Images are to be dropped, and the rest of the data reproduced exactly.

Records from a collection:
Start of Block

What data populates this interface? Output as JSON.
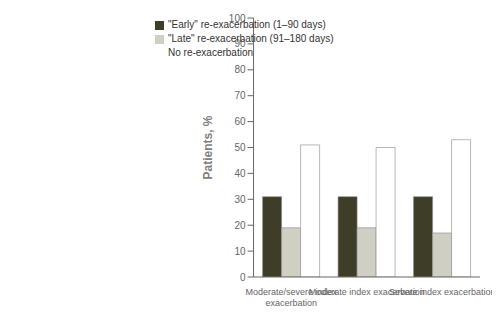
{
  "chart_data": {
    "type": "bar",
    "categories": [
      "Moderate/severe index\nexacerbation",
      "Moderate index exacerbation",
      "Severe index exacerbation"
    ],
    "series": [
      {
        "name": "\"Early\" re-exacerbation (1–90 days)",
        "color": "#3d3d28",
        "values": [
          31,
          31,
          31
        ]
      },
      {
        "name": "\"Late\" re-exacerbation (91–180 days)",
        "color": "#d0cfc4",
        "values": [
          19,
          19,
          17
        ]
      },
      {
        "name": "No re-exacerbation",
        "color": "#ffffff",
        "values": [
          51,
          50,
          53
        ]
      }
    ],
    "ylabel": "Patients, %",
    "ylim": [
      0,
      100
    ],
    "yticks": [
      0,
      10,
      20,
      30,
      40,
      50,
      60,
      70,
      80,
      90,
      100
    ],
    "grid": false,
    "legend": "upper left"
  }
}
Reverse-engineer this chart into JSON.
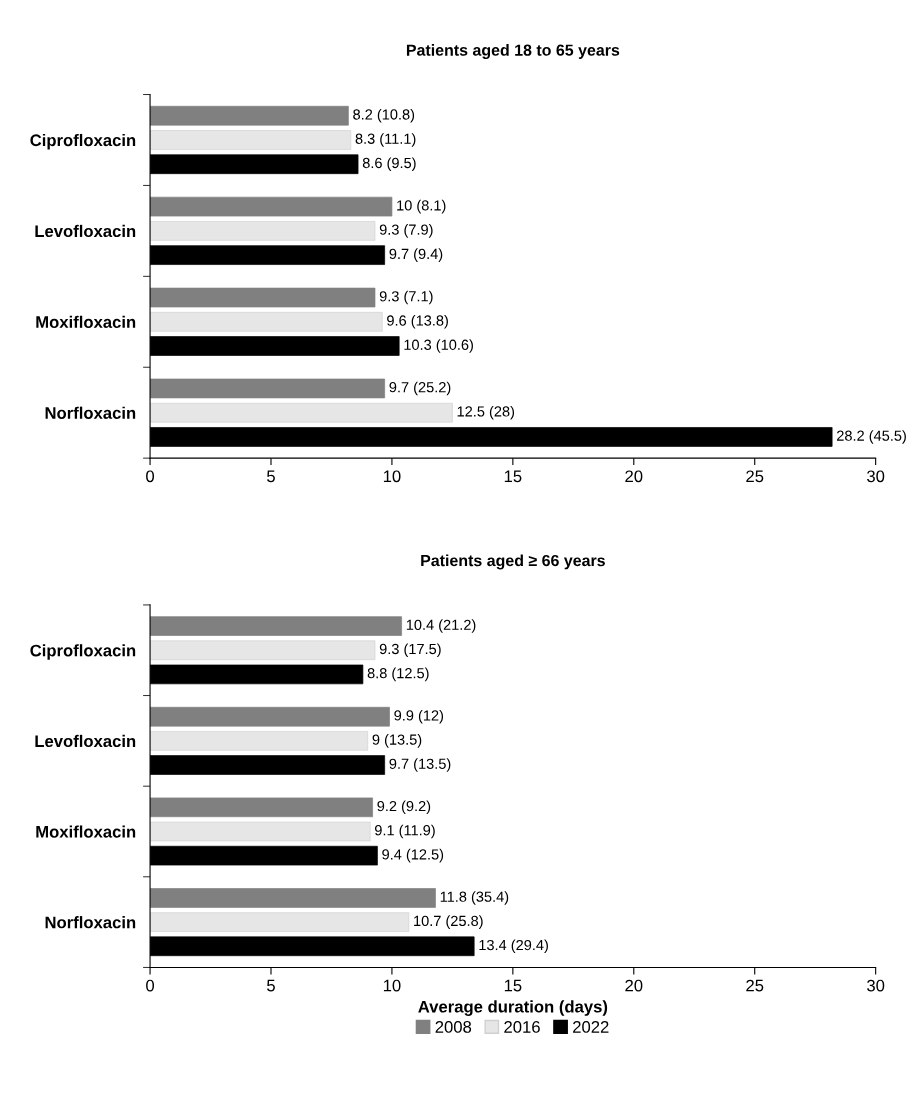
{
  "chart_data": [
    {
      "type": "bar",
      "orientation": "horizontal",
      "title": "Patients aged 18 to 65 years",
      "categories": [
        "Ciprofloxacin",
        "Levofloxacin",
        "Moxifloxacin",
        "Norfloxacin"
      ],
      "xlim": [
        0,
        30
      ],
      "xticks": [
        0,
        5,
        10,
        15,
        20,
        25,
        30
      ],
      "grid": false,
      "series": [
        {
          "color": "#808080",
          "values": [
            8.2,
            10,
            9.3,
            9.7
          ],
          "value_labels": [
            "8.2 (10.8)",
            "10 (8.1)",
            "9.3 (7.1)",
            "9.7 (25.2)"
          ]
        },
        {
          "color": "#e6e6e6",
          "values": [
            8.3,
            9.3,
            9.6,
            12.5
          ],
          "value_labels": [
            "8.3 (11.1)",
            "9.3 (7.9)",
            "9.6 (13.8)",
            "12.5 (28)"
          ]
        },
        {
          "color": "#000000",
          "values": [
            8.6,
            9.7,
            10.3,
            28.2
          ],
          "value_labels": [
            "8.6 (9.5)",
            "9.7 (9.4)",
            "10.3 (10.6)",
            "28.2 (45.5)"
          ]
        }
      ]
    },
    {
      "type": "bar",
      "orientation": "horizontal",
      "title": "Patients aged ≥ 66 years",
      "xlabel": "Average duration (days)",
      "categories": [
        "Ciprofloxacin",
        "Levofloxacin",
        "Moxifloxacin",
        "Norfloxacin"
      ],
      "xlim": [
        0,
        30
      ],
      "xticks": [
        0,
        5,
        10,
        15,
        20,
        25,
        30
      ],
      "grid": false,
      "legend": "bottom",
      "series": [
        {
          "name": "2008",
          "color": "#808080",
          "values": [
            10.4,
            9.9,
            9.2,
            11.8
          ],
          "value_labels": [
            "10.4 (21.2)",
            "9.9 (12)",
            "9.2 (9.2)",
            "11.8 (35.4)"
          ]
        },
        {
          "name": "2016",
          "color": "#e6e6e6",
          "values": [
            9.3,
            9,
            9.1,
            10.7
          ],
          "value_labels": [
            "9.3 (17.5)",
            "9 (13.5)",
            "9.1 (11.9)",
            "10.7 (25.8)"
          ]
        },
        {
          "name": "2022",
          "color": "#000000",
          "values": [
            8.8,
            9.7,
            9.4,
            13.4
          ],
          "value_labels": [
            "8.8 (12.5)",
            "9.7 (13.5)",
            "9.4 (12.5)",
            "13.4 (29.4)"
          ]
        }
      ]
    }
  ]
}
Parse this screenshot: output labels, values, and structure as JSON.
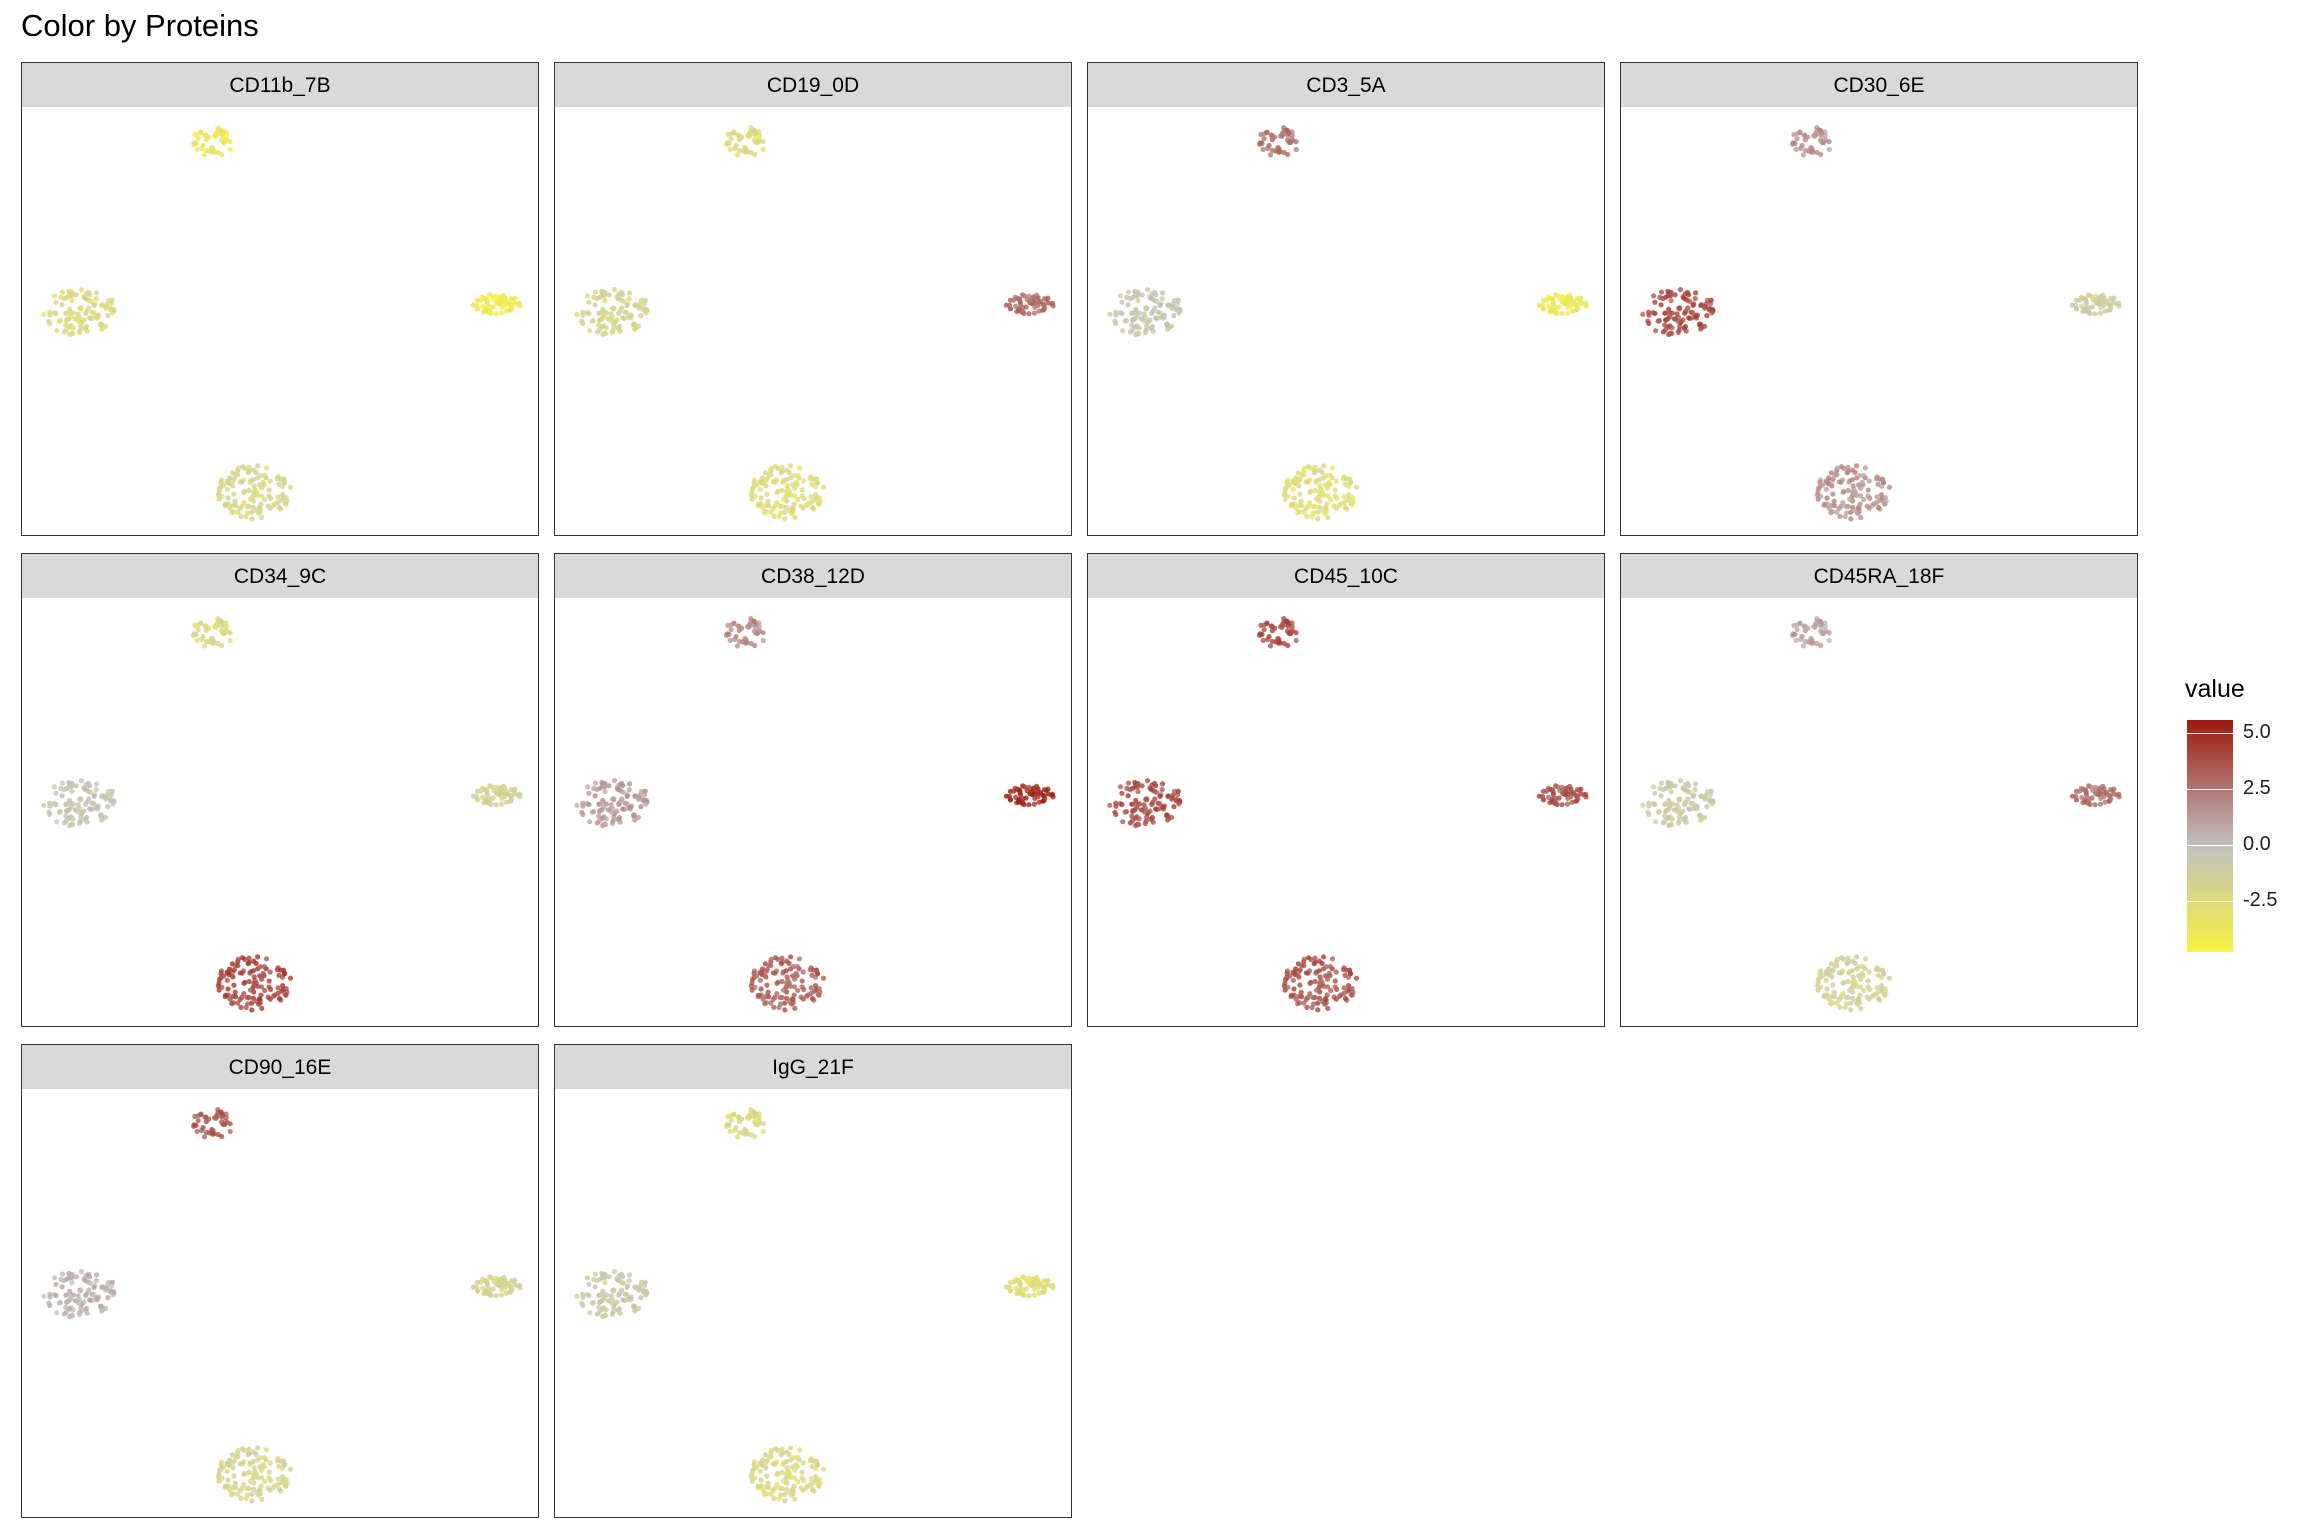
{
  "chart_data": {
    "type": "scatter",
    "title": "Color by Proteins",
    "legend": {
      "title": "value",
      "position": "right",
      "ticks": [
        5.0,
        2.5,
        0.0,
        -2.5
      ],
      "tick_labels": [
        "5.0",
        "2.5",
        "0.0",
        "-2.5"
      ],
      "range": [
        -4.8,
        5.6
      ],
      "colors": {
        "low": "#f7f13f",
        "mid": "#c0c0c0",
        "high": "#9e1a0e"
      }
    },
    "clusters": [
      "top",
      "left",
      "right",
      "bottom"
    ],
    "panels": [
      {
        "label": "CD11b_7B",
        "cluster_values": {
          "top": -3.8,
          "left": -2.4,
          "right": -4.3,
          "bottom": -2.0
        }
      },
      {
        "label": "CD19_0D",
        "cluster_values": {
          "top": -2.6,
          "left": -1.9,
          "right": 2.8,
          "bottom": -2.6
        }
      },
      {
        "label": "CD3_5A",
        "cluster_values": {
          "top": 2.6,
          "left": -0.6,
          "right": -4.0,
          "bottom": -2.8
        }
      },
      {
        "label": "CD30_6E",
        "cluster_values": {
          "top": 1.5,
          "left": 3.9,
          "right": -1.2,
          "bottom": 1.6
        }
      },
      {
        "label": "CD34_9C",
        "cluster_values": {
          "top": -2.4,
          "left": -0.5,
          "right": -1.7,
          "bottom": 4.2
        }
      },
      {
        "label": "CD38_12D",
        "cluster_values": {
          "top": 1.7,
          "left": 1.2,
          "right": 5.0,
          "bottom": 3.3
        }
      },
      {
        "label": "CD45_10C",
        "cluster_values": {
          "top": 3.9,
          "left": 3.8,
          "right": 3.6,
          "bottom": 3.7
        }
      },
      {
        "label": "CD45RA_18F",
        "cluster_values": {
          "top": 0.9,
          "left": -1.0,
          "right": 2.6,
          "bottom": -1.6
        }
      },
      {
        "label": "CD90_16E",
        "cluster_values": {
          "top": 3.4,
          "left": 0.4,
          "right": -1.8,
          "bottom": -1.9
        }
      },
      {
        "label": "IgG_21F",
        "cluster_values": {
          "top": -2.4,
          "left": -0.9,
          "right": -2.9,
          "bottom": -2.3
        }
      }
    ],
    "grid": false,
    "axes_visible": false
  }
}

End of Block

Solution to this exercise.
What data populates this interface? Output as JSON.
{
  "chart_data": {
    "type": "bar",
    "categories": [
      "Moderate/severe index\nexacerbation",
      "Moderate index exacerbation",
      "Severe index exacerbation"
    ],
    "series": [
      {
        "name": "\"Early\" re-exacerbation (1–90 days)",
        "color": "#3d3d28",
        "values": [
          31,
          31,
          31
        ]
      },
      {
        "name": "\"Late\" re-exacerbation (91–180 days)",
        "color": "#d0cfc4",
        "values": [
          19,
          19,
          17
        ]
      },
      {
        "name": "No re-exacerbation",
        "color": "#ffffff",
        "values": [
          51,
          50,
          53
        ]
      }
    ],
    "ylabel": "Patients, %",
    "ylim": [
      0,
      100
    ],
    "yticks": [
      0,
      10,
      20,
      30,
      40,
      50,
      60,
      70,
      80,
      90,
      100
    ],
    "grid": false,
    "legend": "upper left"
  }
}
Reverse-engineer this chart into JSON.
{
  "chart_data": [
    {
      "type": "bar",
      "orientation": "horizontal",
      "title": "Patients aged 18 to 65 years",
      "categories": [
        "Ciprofloxacin",
        "Levofloxacin",
        "Moxifloxacin",
        "Norfloxacin"
      ],
      "xlim": [
        0,
        30
      ],
      "xticks": [
        0,
        5,
        10,
        15,
        20,
        25,
        30
      ],
      "grid": false,
      "series": [
        {
          "color": "#808080",
          "values": [
            8.2,
            10,
            9.3,
            9.7
          ],
          "value_labels": [
            "8.2 (10.8)",
            "10 (8.1)",
            "9.3 (7.1)",
            "9.7 (25.2)"
          ]
        },
        {
          "color": "#e6e6e6",
          "values": [
            8.3,
            9.3,
            9.6,
            12.5
          ],
          "value_labels": [
            "8.3 (11.1)",
            "9.3 (7.9)",
            "9.6 (13.8)",
            "12.5 (28)"
          ]
        },
        {
          "color": "#000000",
          "values": [
            8.6,
            9.7,
            10.3,
            28.2
          ],
          "value_labels": [
            "8.6 (9.5)",
            "9.7 (9.4)",
            "10.3 (10.6)",
            "28.2 (45.5)"
          ]
        }
      ]
    },
    {
      "type": "bar",
      "orientation": "horizontal",
      "title": "Patients aged ≥ 66 years",
      "xlabel": "Average duration (days)",
      "categories": [
        "Ciprofloxacin",
        "Levofloxacin",
        "Moxifloxacin",
        "Norfloxacin"
      ],
      "xlim": [
        0,
        30
      ],
      "xticks": [
        0,
        5,
        10,
        15,
        20,
        25,
        30
      ],
      "grid": false,
      "legend": "bottom",
      "series": [
        {
          "name": "2008",
          "color": "#808080",
          "values": [
            10.4,
            9.9,
            9.2,
            11.8
          ],
          "value_labels": [
            "10.4 (21.2)",
            "9.9 (12)",
            "9.2 (9.2)",
            "11.8 (35.4)"
          ]
        },
        {
          "name": "2016",
          "color": "#e6e6e6",
          "values": [
            9.3,
            9,
            9.1,
            10.7
          ],
          "value_labels": [
            "9.3 (17.5)",
            "9 (13.5)",
            "9.1 (11.9)",
            "10.7 (25.8)"
          ]
        },
        {
          "name": "2022",
          "color": "#000000",
          "values": [
            8.8,
            9.7,
            9.4,
            13.4
          ],
          "value_labels": [
            "8.8 (12.5)",
            "9.7 (13.5)",
            "9.4 (12.5)",
            "13.4 (29.4)"
          ]
        }
      ]
    }
  ]
}
Parse this screenshot: output labels, values, and structure as JSON.
{
  "chart_data": {
    "type": "scatter",
    "title": "Color by Proteins",
    "legend": {
      "title": "value",
      "position": "right",
      "ticks": [
        5.0,
        2.5,
        0.0,
        -2.5
      ],
      "tick_labels": [
        "5.0",
        "2.5",
        "0.0",
        "-2.5"
      ],
      "range": [
        -4.8,
        5.6
      ],
      "colors": {
        "low": "#f7f13f",
        "mid": "#c0c0c0",
        "high": "#9e1a0e"
      }
    },
    "clusters": [
      "top",
      "left",
      "right",
      "bottom"
    ],
    "panels": [
      {
        "label": "CD11b_7B",
        "cluster_values": {
          "top": -3.8,
          "left": -2.4,
          "right": -4.3,
          "bottom": -2.0
        }
      },
      {
        "label": "CD19_0D",
        "cluster_values": {
          "top": -2.6,
          "left": -1.9,
          "right": 2.8,
          "bottom": -2.6
        }
      },
      {
        "label": "CD3_5A",
        "cluster_values": {
          "top": 2.6,
          "left": -0.6,
          "right": -4.0,
          "bottom": -2.8
        }
      },
      {
        "label": "CD30_6E",
        "cluster_values": {
          "top": 1.5,
          "left": 3.9,
          "right": -1.2,
          "bottom": 1.6
        }
      },
      {
        "label": "CD34_9C",
        "cluster_values": {
          "top": -2.4,
          "left": -0.5,
          "right": -1.7,
          "bottom": 4.2
        }
      },
      {
        "label": "CD38_12D",
        "cluster_values": {
          "top": 1.7,
          "left": 1.2,
          "right": 5.0,
          "bottom": 3.3
        }
      },
      {
        "label": "CD45_10C",
        "cluster_values": {
          "top": 3.9,
          "left": 3.8,
          "right": 3.6,
          "bottom": 3.7
        }
      },
      {
        "label": "CD45RA_18F",
        "cluster_values": {
          "top": 0.9,
          "left": -1.0,
          "right": 2.6,
          "bottom": -1.6
        }
      },
      {
        "label": "CD90_16E",
        "cluster_values": {
          "top": 3.4,
          "left": 0.4,
          "right": -1.8,
          "bottom": -1.9
        }
      },
      {
        "label": "IgG_21F",
        "cluster_values": {
          "top": -2.4,
          "left": -0.9,
          "right": -2.9,
          "bottom": -2.3
        }
      }
    ],
    "grid": false,
    "axes_visible": false
  }
}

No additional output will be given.